START PROVIDED INFORMATION

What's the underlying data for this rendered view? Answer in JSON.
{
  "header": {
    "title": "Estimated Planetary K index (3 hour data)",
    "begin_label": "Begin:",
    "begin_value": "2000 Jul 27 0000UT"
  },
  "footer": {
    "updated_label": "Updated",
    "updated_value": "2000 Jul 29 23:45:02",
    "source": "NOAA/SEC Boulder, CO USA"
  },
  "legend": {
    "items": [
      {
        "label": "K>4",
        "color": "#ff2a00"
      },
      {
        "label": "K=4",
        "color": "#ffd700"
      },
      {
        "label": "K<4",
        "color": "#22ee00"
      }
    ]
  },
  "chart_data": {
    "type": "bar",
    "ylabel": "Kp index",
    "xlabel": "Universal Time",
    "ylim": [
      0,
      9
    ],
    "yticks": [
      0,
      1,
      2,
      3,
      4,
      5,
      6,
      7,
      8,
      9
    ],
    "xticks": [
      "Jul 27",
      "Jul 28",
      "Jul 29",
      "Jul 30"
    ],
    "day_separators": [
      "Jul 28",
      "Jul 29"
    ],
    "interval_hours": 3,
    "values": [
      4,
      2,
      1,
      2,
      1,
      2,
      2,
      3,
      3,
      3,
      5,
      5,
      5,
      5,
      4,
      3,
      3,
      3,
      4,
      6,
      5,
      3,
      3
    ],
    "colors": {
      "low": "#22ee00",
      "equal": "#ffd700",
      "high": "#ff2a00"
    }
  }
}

END PROVIDED INFORMATION

• **EXERCISE**:
Repeat each record in full; every line must match exactly.

• **ANSWER TO THIS PROBLEM**:
What's the underlying data for this rendered view? Answer in JSON.
{
  "header": {
    "title": "Estimated Planetary K index (3 hour data)",
    "begin_label": "Begin:",
    "begin_value": "2000 Jul 27 0000UT"
  },
  "footer": {
    "updated_label": "Updated",
    "updated_value": "2000 Jul 29 23:45:02",
    "source": "NOAA/SEC Boulder, CO USA"
  },
  "legend": {
    "items": [
      {
        "label": "K>4",
        "color": "#ff2a00"
      },
      {
        "label": "K=4",
        "color": "#ffd700"
      },
      {
        "label": "K<4",
        "color": "#22ee00"
      }
    ]
  },
  "chart_data": {
    "type": "bar",
    "ylabel": "Kp index",
    "xlabel": "Universal Time",
    "ylim": [
      0,
      9
    ],
    "yticks": [
      0,
      1,
      2,
      3,
      4,
      5,
      6,
      7,
      8,
      9
    ],
    "xticks": [
      "Jul 27",
      "Jul 28",
      "Jul 29",
      "Jul 30"
    ],
    "day_separators": [
      "Jul 28",
      "Jul 29"
    ],
    "interval_hours": 3,
    "values": [
      4,
      2,
      1,
      2,
      1,
      2,
      2,
      3,
      3,
      3,
      5,
      5,
      5,
      5,
      4,
      3,
      3,
      3,
      4,
      6,
      5,
      3,
      3
    ],
    "colors": {
      "low": "#22ee00",
      "equal": "#ffd700",
      "high": "#ff2a00"
    }
  }
}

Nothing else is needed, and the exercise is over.